▶ _Written task_
Can you restate the records below word for word?

▶ _Extracted records_
** Start **

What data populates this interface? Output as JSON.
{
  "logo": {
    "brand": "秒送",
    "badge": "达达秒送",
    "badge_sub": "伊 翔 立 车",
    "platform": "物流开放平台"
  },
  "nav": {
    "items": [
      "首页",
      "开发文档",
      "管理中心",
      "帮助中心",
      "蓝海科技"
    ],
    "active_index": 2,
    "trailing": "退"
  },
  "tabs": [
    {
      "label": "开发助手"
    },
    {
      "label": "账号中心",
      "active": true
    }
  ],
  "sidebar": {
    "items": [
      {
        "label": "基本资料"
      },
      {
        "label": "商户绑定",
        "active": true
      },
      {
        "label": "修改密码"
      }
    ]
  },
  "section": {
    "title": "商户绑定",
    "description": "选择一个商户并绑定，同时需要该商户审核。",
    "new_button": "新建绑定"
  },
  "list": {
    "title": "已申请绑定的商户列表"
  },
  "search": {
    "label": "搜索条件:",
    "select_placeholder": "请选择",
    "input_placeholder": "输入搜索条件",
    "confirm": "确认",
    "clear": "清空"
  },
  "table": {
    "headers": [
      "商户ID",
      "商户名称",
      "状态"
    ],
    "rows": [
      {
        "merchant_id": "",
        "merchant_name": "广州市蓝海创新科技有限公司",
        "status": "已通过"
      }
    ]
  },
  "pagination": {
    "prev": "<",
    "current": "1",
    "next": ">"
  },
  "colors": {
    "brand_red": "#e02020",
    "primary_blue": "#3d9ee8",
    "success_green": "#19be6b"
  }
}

** End **

▶ _Response_
What data populates this interface? Output as JSON.
{
  "logo": {
    "brand": "秒送",
    "badge": "达达秒送",
    "badge_sub": "伊 翔 立 车",
    "platform": "物流开放平台"
  },
  "nav": {
    "items": [
      "首页",
      "开发文档",
      "管理中心",
      "帮助中心",
      "蓝海科技"
    ],
    "active_index": 2,
    "trailing": "退"
  },
  "tabs": [
    {
      "label": "开发助手"
    },
    {
      "label": "账号中心",
      "active": true
    }
  ],
  "sidebar": {
    "items": [
      {
        "label": "基本资料"
      },
      {
        "label": "商户绑定",
        "active": true
      },
      {
        "label": "修改密码"
      }
    ]
  },
  "section": {
    "title": "商户绑定",
    "description": "选择一个商户并绑定，同时需要该商户审核。",
    "new_button": "新建绑定"
  },
  "list": {
    "title": "已申请绑定的商户列表"
  },
  "search": {
    "label": "搜索条件:",
    "select_placeholder": "请选择",
    "input_placeholder": "输入搜索条件",
    "confirm": "确认",
    "clear": "清空"
  },
  "table": {
    "headers": [
      "商户ID",
      "商户名称",
      "状态"
    ],
    "rows": [
      {
        "merchant_id": "",
        "merchant_name": "广州市蓝海创新科技有限公司",
        "status": "已通过"
      }
    ]
  },
  "pagination": {
    "prev": "<",
    "current": "1",
    "next": ">"
  },
  "colors": {
    "brand_red": "#e02020",
    "primary_blue": "#3d9ee8",
    "success_green": "#19be6b"
  }
}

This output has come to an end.